## Supplied passage
These women may seem extreme outliers, almost freaks of nature; in the US, for example, the average age of first-time mothers is 26. A few decades from now, though, the sight of 70-year-old first-time mothers may not even raise eyebrows, say futurists.
“We could absolutely have more 70-year-old mothers because we are learning how to regulate the aging process better,” says Andrew Hessel, a microbiologist and geneticist, who cowrote "The Genesis Machine," a book about “rewriting life in the age of synthetic biology,” with Amy Webb, the futurist who recently wondered why 70-year-old women shouldn’t give birth.
Technically, we're already doing this, says Hessel, pointing to a technique known as in vitro gametogenesis (IVG). IVG refers to turning adult cells into sperm or egg cells. “You can think of it as the upgrade to IVF,” Hessel says. These vanguard stem cell research technologies can take even skin cells and turn them into induced pluripotent stem cells (iPSCs), which are basically master cells capable of maturing into any human cell, be it kidney cells, liver cells, brain cells or gametes, aka eggs and sperm, says Henry T. “Hank” Greely, a Stanford law professor who specializes in ethical, legal, and social issues in biosciences.
Mothers over 70 will be a minor blip, statistically speaking, Greely predicts.
In 2016, Greely wrote "The End of Sex," a book in which he described the science of making gametes out of iPSCs in detail. Greely says science will indeed enable us to see 70-year-old new mums fraternize with mothers several decades younger at kindergartens in the (not far) future. And it won’t be that big of a deal.
“An awful lot of children all around the world have been raised by grandmothers for millennia. To have 70-year-olds and 30-year-olds mingling in maternal roles is not new,” he says. That said, he doubts that many women will want to have a baby in the eighth decade of their life, even if science allows it. “Having a baby and raising a child is hard work. Even if 1% of all mothers are over 65, they aren’t going to change the world,” Greely says. Mothers over 70 will be a minor blip, statistically speaking, he predicts. But one thing is certain: the technology is here.
And more technologies for the same purpose could be on the way. In March 2021, researchers from Monash University in Melbourne, Australia, published research in Nature, where they successfully reprogrammed skin cells into a three-dimensional cellular structure that was morphologically and molecularly similar to a human embryo–the iBlastoid. In compliance with Australian law and international guidelines referencing the “primitive streak rule," which bans the use of embryos older than 14 days in scientific research, Monash scientists stopped growing their iBlastoids in vitro on day 11.

## Problems to work on
1 – From the passage on late motherhood, reproduce the text from "Technically, we're already" up to and including "speaking, Greely predicts.".
2 – In the passage on late motherhood, on which day did the Monash scientists stop growing their iBlastoids in vitro?

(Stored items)
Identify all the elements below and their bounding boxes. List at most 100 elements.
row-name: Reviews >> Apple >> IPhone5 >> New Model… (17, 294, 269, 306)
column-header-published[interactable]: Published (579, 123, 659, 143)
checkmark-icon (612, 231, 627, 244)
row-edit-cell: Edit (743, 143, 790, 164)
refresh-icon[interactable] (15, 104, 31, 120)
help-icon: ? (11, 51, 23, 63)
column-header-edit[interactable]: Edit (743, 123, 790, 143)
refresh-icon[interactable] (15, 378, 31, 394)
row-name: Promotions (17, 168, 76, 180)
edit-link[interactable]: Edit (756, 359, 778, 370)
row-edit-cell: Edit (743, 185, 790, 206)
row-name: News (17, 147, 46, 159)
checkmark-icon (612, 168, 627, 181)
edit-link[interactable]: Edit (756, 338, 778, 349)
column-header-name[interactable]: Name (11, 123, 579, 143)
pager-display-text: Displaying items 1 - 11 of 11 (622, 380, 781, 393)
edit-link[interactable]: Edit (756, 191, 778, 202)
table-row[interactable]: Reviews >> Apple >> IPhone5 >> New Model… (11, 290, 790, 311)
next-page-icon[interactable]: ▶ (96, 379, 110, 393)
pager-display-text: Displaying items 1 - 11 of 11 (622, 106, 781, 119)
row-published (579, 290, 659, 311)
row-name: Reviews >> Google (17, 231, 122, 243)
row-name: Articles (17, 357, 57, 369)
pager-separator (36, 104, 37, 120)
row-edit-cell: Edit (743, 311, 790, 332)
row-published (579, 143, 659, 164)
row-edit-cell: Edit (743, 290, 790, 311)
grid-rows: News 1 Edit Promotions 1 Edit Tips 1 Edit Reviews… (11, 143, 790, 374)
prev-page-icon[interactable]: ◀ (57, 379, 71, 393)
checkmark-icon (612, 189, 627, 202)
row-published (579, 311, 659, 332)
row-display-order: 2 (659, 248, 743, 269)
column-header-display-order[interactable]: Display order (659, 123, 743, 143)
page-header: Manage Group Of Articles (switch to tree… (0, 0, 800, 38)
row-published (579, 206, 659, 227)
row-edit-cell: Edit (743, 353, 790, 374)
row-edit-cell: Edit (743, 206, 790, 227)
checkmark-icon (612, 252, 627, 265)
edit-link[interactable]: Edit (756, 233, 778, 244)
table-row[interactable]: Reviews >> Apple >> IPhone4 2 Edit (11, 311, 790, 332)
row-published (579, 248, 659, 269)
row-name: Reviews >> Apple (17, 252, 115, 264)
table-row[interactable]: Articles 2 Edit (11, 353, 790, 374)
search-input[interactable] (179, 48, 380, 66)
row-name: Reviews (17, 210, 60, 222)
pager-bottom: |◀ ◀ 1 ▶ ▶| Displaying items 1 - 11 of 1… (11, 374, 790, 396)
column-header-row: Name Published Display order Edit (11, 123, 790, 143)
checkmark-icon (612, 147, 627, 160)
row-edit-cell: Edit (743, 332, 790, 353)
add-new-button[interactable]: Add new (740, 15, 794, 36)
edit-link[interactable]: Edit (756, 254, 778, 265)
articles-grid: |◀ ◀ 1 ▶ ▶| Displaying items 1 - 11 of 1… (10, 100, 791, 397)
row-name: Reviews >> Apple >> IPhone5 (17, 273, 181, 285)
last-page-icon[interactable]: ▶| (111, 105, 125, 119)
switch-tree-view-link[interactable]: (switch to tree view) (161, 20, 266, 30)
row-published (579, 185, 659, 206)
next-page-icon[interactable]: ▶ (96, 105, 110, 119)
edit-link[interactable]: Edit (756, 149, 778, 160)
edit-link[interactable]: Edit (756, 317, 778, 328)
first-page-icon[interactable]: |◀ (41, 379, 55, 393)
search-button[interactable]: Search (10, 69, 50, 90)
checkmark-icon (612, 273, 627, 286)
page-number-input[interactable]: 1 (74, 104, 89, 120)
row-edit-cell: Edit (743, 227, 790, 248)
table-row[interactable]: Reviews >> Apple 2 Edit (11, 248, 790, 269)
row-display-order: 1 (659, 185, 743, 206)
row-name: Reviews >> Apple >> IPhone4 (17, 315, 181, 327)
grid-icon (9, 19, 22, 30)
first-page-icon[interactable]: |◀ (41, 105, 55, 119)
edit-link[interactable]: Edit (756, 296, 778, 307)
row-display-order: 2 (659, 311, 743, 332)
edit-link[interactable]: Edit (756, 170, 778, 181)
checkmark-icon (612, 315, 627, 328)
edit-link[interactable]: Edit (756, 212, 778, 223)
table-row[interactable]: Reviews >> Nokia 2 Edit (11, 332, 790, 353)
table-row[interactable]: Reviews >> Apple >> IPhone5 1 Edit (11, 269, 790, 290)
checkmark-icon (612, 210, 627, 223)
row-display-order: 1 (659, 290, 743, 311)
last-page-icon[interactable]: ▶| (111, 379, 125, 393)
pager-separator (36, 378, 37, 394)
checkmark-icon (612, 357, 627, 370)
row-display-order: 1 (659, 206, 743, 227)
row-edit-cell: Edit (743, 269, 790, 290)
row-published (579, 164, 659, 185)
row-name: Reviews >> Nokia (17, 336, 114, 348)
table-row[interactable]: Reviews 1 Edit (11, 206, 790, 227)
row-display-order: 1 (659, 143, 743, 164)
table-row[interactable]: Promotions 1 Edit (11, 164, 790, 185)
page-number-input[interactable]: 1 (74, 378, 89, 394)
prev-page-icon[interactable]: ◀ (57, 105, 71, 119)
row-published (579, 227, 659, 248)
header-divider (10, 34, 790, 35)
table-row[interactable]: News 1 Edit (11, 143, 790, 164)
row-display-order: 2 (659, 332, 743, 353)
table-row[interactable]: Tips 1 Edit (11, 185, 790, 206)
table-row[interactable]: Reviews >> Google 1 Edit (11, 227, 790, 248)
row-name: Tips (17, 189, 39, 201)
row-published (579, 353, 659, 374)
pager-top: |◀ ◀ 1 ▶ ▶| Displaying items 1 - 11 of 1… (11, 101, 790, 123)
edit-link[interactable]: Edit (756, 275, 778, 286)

## Numbered responses
1 –
Technically, we're already doing this, says Hessel, pointing to a technique known as in vitro gametogenesis (IVG). IVG refers to turning adult cells into sperm or egg cells. “You can think of it as the upgrade to IVF,” Hessel says. These vanguard stem cell research technologies can take even skin cells and turn them into induced pluripotent stem cells (iPSCs), which are basically master cells capable of maturing into any human cell, be it kidney cells, liver cells, brain cells or gametes, aka eggs and sperm, says Henry T. “Hank” Greely, a Stanford law professor who specializes in ethical, legal, and social issues in biosciences.
Mothers over 70 will be a minor blip, statistically speaking, Greely predicts.

2 – Day 11